Short task 1
In the TiVo forum thread, list every problem that Necro says the SA8300 never had.
Short task 2
According to the TiVo forum thread, how much did Necro pay for the S3?

Passage
______

I know people have mentioned the sound issues. I'm assuming since most people have said they love the TiVo that it's not a big deal but my wife has very little tolerance for "technical failure" - especially during her favorite shows.  Will this issue cause me problems or is it really minor?


----------



## Necro (Sep 26, 2006)

I LIKE my S3, but I don't love it. It's just too slow when changing channels. And the grid menu is slow too. I just feel that for $800 I should be getting top notch performance and this thing feels like the entry model.

Now, it's still a Tivo so naturally I love the interface. But that's the one and only thing it has over the SA8300. My SA8300 never had sound problems, never had sluggish menus, never took 5 seconds to tune a channel (sounds short, but try channel surfing and it becomes HORRIFIC), and it never rebooted itself.


----------



## rodalpho (Sep 12, 2006)

______

Source excerpt

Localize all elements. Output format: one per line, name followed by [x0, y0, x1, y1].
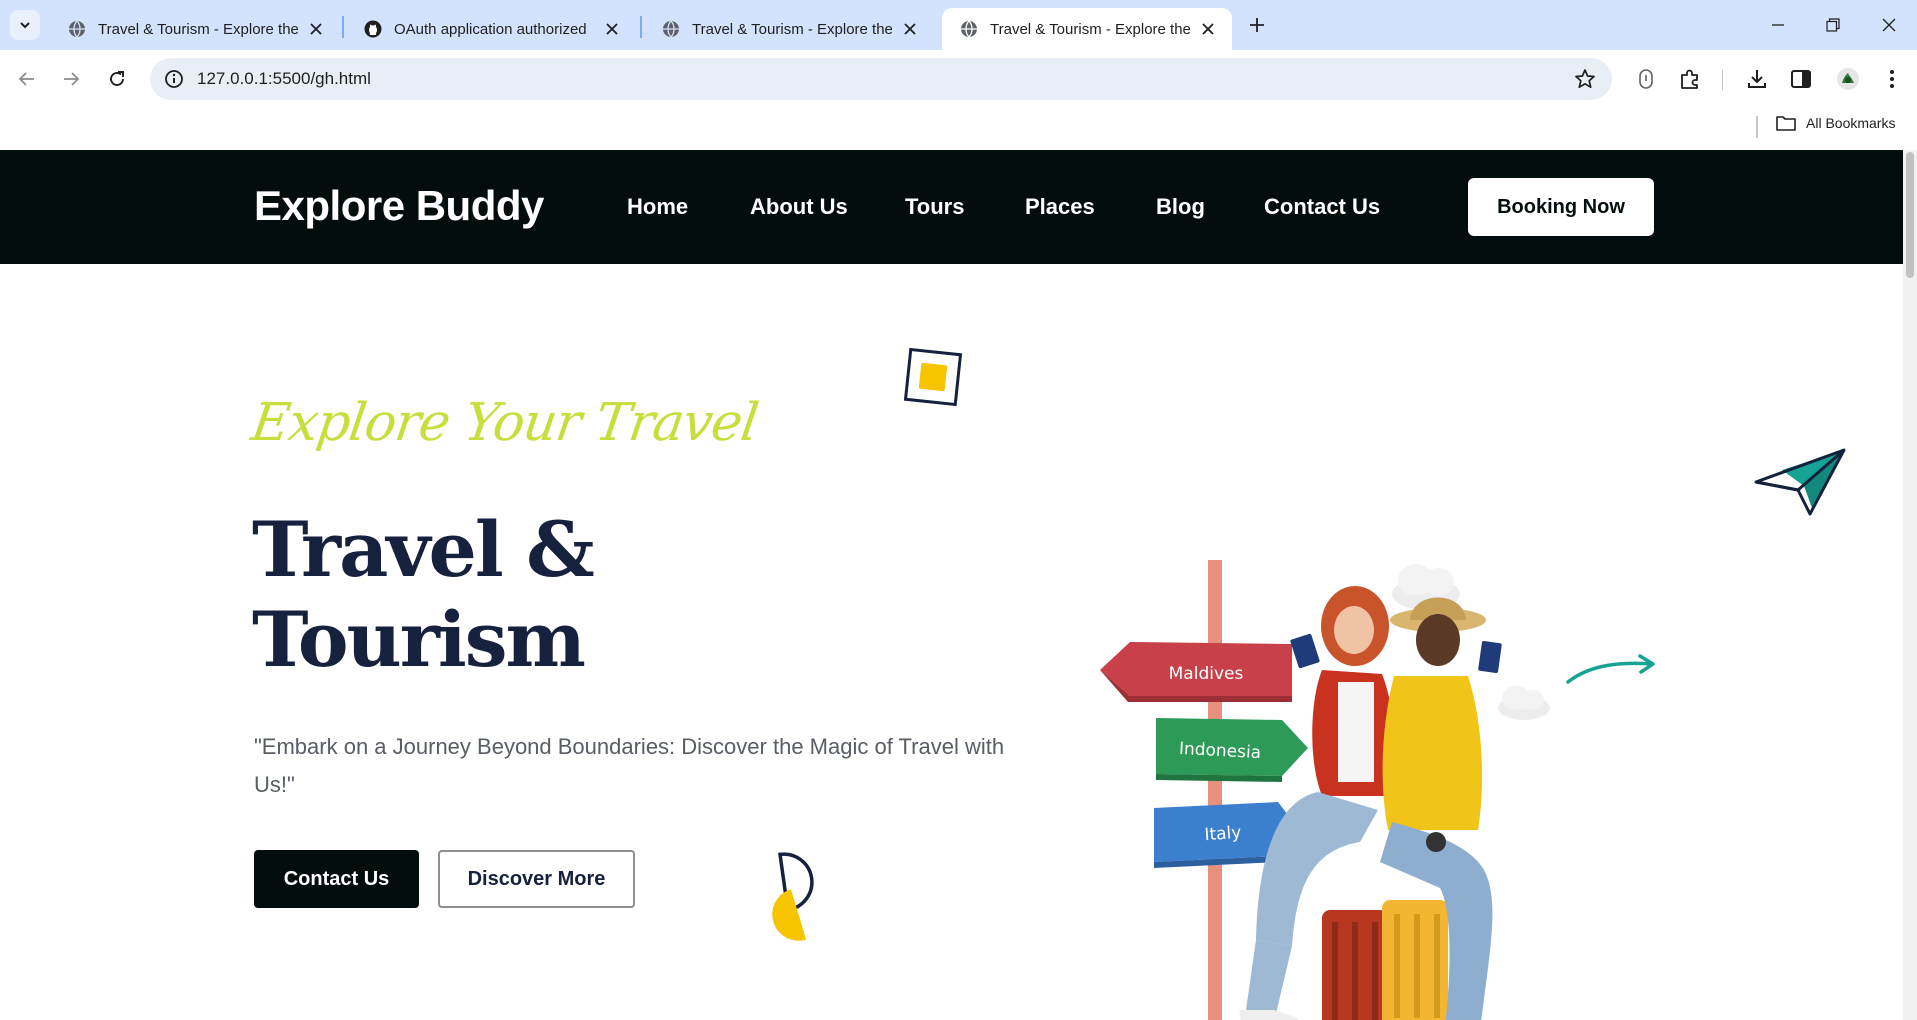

______

Worked answer 1
- Sound problems
- Sluggish menus
- Taking 5 seconds to tune a channel
- Rebooting itself

Worked answer 2
$800